- [Exercise aim]: Locate and copy each line in the data that contains the word "GIOVANNI".

- [Input]:
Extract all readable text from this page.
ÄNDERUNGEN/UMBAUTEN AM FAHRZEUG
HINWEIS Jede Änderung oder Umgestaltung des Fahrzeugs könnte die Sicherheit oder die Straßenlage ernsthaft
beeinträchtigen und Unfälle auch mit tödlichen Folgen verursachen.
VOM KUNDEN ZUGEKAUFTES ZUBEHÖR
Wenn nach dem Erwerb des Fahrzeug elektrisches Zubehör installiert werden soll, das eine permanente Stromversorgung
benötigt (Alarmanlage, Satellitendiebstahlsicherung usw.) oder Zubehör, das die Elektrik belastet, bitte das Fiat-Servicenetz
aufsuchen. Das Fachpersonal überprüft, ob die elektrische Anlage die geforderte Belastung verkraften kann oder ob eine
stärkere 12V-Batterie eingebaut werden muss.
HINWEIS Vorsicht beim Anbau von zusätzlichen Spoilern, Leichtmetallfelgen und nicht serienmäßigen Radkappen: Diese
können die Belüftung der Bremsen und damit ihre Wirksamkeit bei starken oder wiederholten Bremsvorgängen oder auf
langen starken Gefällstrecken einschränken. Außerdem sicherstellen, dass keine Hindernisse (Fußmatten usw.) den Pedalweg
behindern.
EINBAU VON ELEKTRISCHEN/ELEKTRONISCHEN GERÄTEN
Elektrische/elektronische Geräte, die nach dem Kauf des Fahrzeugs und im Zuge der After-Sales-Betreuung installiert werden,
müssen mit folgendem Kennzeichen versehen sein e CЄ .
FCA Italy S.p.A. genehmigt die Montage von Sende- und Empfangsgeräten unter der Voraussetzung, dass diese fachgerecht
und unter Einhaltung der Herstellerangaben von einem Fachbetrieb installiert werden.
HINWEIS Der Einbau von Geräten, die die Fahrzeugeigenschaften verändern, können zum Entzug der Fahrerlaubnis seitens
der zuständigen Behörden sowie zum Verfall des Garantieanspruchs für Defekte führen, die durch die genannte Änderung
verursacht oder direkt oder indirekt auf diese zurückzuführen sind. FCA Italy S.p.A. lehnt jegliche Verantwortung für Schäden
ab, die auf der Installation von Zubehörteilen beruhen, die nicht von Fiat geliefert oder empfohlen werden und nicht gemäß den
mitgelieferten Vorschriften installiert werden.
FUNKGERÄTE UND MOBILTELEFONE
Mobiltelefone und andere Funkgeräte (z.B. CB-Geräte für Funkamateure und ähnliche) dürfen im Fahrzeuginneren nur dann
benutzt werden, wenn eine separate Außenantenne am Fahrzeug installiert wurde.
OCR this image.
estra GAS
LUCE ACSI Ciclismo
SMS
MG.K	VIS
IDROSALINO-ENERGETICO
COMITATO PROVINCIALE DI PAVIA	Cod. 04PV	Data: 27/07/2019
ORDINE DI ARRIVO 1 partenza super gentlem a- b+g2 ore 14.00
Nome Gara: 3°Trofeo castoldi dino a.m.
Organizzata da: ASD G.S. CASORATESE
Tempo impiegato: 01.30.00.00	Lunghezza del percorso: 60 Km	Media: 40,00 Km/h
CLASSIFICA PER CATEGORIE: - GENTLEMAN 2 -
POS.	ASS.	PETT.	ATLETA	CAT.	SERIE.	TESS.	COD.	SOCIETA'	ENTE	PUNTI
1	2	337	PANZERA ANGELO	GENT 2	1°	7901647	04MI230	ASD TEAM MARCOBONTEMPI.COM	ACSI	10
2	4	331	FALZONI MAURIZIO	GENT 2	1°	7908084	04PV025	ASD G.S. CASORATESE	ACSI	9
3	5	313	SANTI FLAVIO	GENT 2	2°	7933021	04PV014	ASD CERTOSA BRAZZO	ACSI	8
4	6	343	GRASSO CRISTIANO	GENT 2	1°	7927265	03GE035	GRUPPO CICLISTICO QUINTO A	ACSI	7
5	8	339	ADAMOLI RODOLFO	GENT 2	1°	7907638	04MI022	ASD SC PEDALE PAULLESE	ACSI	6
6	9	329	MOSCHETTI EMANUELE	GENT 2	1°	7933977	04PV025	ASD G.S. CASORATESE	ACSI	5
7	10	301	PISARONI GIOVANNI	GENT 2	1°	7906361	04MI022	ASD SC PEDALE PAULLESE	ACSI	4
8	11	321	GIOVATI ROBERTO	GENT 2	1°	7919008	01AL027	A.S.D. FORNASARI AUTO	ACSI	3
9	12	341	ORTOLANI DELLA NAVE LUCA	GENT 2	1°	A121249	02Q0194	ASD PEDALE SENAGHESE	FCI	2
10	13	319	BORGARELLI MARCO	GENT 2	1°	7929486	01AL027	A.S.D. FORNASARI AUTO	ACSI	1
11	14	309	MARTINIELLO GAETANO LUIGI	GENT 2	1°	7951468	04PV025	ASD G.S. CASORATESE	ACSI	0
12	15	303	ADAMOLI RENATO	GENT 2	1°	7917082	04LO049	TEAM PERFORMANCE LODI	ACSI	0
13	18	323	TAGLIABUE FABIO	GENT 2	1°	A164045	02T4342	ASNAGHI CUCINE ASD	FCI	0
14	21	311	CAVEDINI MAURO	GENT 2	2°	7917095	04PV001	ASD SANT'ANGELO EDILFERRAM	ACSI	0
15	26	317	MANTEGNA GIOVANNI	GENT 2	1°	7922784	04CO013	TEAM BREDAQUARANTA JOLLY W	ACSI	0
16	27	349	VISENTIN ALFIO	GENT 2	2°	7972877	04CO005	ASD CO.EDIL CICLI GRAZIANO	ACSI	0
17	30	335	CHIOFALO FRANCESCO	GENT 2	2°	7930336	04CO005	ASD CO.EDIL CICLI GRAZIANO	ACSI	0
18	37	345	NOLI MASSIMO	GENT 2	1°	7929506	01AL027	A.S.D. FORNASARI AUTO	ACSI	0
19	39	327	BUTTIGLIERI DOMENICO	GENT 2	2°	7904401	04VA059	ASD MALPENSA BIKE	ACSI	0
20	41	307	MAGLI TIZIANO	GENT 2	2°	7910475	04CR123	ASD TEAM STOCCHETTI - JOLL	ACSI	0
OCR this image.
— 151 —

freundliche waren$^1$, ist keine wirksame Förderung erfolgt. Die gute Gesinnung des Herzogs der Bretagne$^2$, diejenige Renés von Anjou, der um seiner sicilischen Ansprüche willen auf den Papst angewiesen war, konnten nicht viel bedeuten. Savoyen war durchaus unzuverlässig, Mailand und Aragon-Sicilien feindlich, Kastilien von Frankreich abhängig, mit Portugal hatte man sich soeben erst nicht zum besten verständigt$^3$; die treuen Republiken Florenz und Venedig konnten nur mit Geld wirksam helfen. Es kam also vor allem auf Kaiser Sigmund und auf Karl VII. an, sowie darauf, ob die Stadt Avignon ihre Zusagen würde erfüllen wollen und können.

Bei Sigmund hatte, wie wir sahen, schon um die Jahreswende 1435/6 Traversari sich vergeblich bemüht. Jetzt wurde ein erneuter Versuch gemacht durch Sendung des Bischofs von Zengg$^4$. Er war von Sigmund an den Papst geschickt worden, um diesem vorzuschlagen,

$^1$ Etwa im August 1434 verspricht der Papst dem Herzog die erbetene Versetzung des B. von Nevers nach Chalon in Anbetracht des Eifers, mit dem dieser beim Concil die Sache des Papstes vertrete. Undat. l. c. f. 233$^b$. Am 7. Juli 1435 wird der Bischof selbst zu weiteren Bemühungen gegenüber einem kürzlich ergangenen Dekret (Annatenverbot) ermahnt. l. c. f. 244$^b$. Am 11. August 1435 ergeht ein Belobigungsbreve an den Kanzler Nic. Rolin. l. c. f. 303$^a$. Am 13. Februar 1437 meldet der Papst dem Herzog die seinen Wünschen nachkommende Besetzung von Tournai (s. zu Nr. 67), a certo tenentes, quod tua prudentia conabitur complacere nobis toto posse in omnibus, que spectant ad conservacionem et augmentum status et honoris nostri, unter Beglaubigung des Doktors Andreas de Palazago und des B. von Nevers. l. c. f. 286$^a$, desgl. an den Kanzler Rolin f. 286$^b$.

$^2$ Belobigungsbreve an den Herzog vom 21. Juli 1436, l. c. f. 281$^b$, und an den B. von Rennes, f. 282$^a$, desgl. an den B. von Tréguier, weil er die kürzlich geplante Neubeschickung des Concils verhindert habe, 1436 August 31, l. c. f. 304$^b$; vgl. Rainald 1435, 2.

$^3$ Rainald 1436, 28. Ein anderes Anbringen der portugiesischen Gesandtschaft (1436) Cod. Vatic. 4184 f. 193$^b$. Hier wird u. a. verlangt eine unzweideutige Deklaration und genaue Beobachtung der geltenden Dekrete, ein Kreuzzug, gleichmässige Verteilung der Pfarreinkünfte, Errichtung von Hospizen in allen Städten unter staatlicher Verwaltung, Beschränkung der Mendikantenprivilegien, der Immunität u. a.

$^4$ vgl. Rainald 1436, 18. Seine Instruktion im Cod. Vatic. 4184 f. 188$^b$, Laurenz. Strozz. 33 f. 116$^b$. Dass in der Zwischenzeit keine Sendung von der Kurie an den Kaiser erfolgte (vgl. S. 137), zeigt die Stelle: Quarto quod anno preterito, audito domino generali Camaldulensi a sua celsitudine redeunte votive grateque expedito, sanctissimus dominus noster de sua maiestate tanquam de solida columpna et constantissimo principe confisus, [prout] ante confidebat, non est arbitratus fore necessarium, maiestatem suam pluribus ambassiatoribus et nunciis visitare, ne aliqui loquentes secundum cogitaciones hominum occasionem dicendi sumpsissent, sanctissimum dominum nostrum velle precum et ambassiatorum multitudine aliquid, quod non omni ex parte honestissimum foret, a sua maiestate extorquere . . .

- [Answer for this exercise]:
7	10	301	PISARONI GIOVANNI	GENT 2	1°	7906361	04MI022	ASD SC PEDALE PAULLESE	ACSI	4
15	26	317	MANTEGNA GIOVANNI	GENT 2	1°	7922784	04CO013	TEAM BREDAQUARANTA JOLLY W	ACSI	0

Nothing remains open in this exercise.